Start of Provided information

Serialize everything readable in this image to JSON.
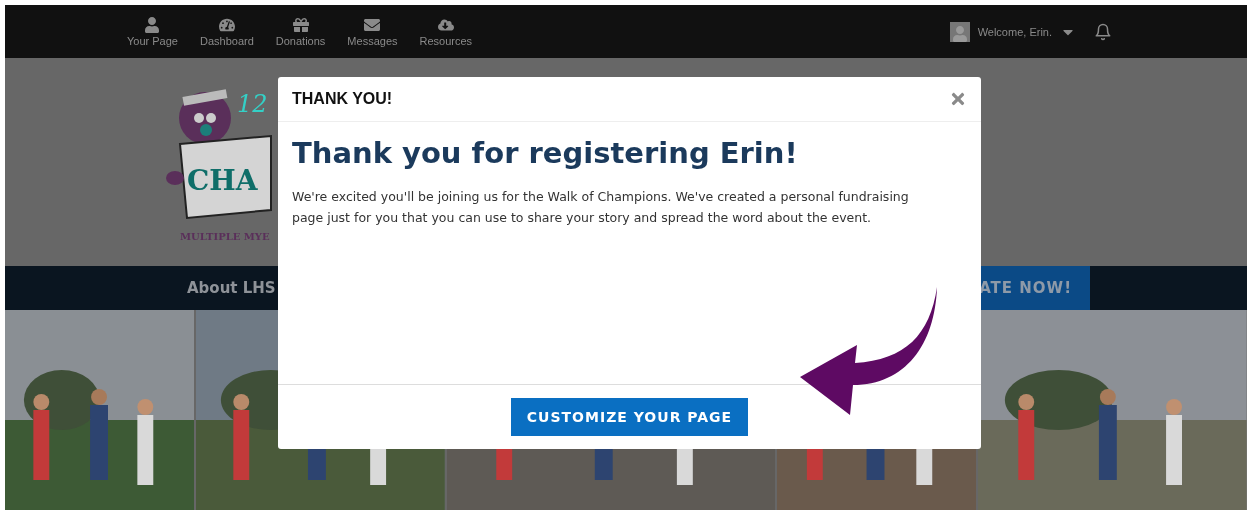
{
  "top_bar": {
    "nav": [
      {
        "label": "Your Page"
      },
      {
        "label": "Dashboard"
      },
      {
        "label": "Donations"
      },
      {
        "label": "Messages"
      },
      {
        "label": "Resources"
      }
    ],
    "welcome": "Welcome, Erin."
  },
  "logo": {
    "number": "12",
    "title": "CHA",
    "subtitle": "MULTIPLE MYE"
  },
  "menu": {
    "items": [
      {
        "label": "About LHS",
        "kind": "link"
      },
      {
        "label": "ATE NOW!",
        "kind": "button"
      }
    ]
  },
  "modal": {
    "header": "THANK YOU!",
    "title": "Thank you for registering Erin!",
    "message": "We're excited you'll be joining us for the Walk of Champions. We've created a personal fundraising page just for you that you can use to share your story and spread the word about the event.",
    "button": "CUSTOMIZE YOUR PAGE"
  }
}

End of Provided information
Start of Provided information

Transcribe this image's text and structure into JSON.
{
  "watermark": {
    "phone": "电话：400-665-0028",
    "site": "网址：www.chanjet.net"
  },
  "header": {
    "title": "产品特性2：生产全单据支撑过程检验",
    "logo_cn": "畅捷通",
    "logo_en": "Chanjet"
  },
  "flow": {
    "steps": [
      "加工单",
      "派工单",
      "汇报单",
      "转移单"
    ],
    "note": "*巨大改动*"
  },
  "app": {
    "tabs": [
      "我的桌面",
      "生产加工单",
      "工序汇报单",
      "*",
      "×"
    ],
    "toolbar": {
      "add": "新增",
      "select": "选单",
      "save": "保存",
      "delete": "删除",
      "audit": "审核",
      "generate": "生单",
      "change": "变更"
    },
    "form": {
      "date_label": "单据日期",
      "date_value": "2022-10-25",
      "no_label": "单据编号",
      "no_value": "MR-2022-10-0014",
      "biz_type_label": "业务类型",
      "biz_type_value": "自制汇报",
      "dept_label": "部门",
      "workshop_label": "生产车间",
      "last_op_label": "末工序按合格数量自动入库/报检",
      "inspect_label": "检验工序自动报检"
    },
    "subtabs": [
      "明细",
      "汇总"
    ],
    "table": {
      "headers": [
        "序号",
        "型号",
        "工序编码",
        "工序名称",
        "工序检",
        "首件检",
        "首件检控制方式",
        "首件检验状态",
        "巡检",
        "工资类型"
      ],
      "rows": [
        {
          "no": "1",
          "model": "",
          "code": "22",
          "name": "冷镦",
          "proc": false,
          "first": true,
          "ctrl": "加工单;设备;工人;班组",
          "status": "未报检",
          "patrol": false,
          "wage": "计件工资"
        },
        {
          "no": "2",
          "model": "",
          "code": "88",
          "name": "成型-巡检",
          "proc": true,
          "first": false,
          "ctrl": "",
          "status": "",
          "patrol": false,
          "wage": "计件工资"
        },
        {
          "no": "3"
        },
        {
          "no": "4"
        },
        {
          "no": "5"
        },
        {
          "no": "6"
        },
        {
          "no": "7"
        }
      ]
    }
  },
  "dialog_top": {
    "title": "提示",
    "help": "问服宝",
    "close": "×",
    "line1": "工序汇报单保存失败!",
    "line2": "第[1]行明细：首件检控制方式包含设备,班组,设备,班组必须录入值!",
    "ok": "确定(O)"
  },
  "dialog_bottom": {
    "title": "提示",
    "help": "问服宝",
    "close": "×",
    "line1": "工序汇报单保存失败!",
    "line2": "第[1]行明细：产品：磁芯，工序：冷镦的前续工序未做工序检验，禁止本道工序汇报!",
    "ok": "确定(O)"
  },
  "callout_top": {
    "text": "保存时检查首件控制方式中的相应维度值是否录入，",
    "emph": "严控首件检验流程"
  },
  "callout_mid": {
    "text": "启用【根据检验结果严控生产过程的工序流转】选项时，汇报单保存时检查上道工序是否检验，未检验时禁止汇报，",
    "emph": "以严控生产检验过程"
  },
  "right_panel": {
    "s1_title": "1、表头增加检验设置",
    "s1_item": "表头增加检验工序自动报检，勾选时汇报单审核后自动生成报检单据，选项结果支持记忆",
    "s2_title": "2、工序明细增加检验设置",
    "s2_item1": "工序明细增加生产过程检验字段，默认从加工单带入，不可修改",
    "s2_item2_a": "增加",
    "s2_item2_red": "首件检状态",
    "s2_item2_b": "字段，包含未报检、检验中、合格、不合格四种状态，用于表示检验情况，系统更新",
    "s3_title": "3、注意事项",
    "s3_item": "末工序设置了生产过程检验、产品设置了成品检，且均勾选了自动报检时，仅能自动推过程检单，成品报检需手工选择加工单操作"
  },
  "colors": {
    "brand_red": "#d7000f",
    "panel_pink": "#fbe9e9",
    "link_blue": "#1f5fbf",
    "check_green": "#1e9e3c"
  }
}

End of Provided information

Set problem:
Show all lines from the listing above in which "false" appears.

The answer:
          "proc": false,
          "patrol": false,
          "first": false,
          "patrol": false,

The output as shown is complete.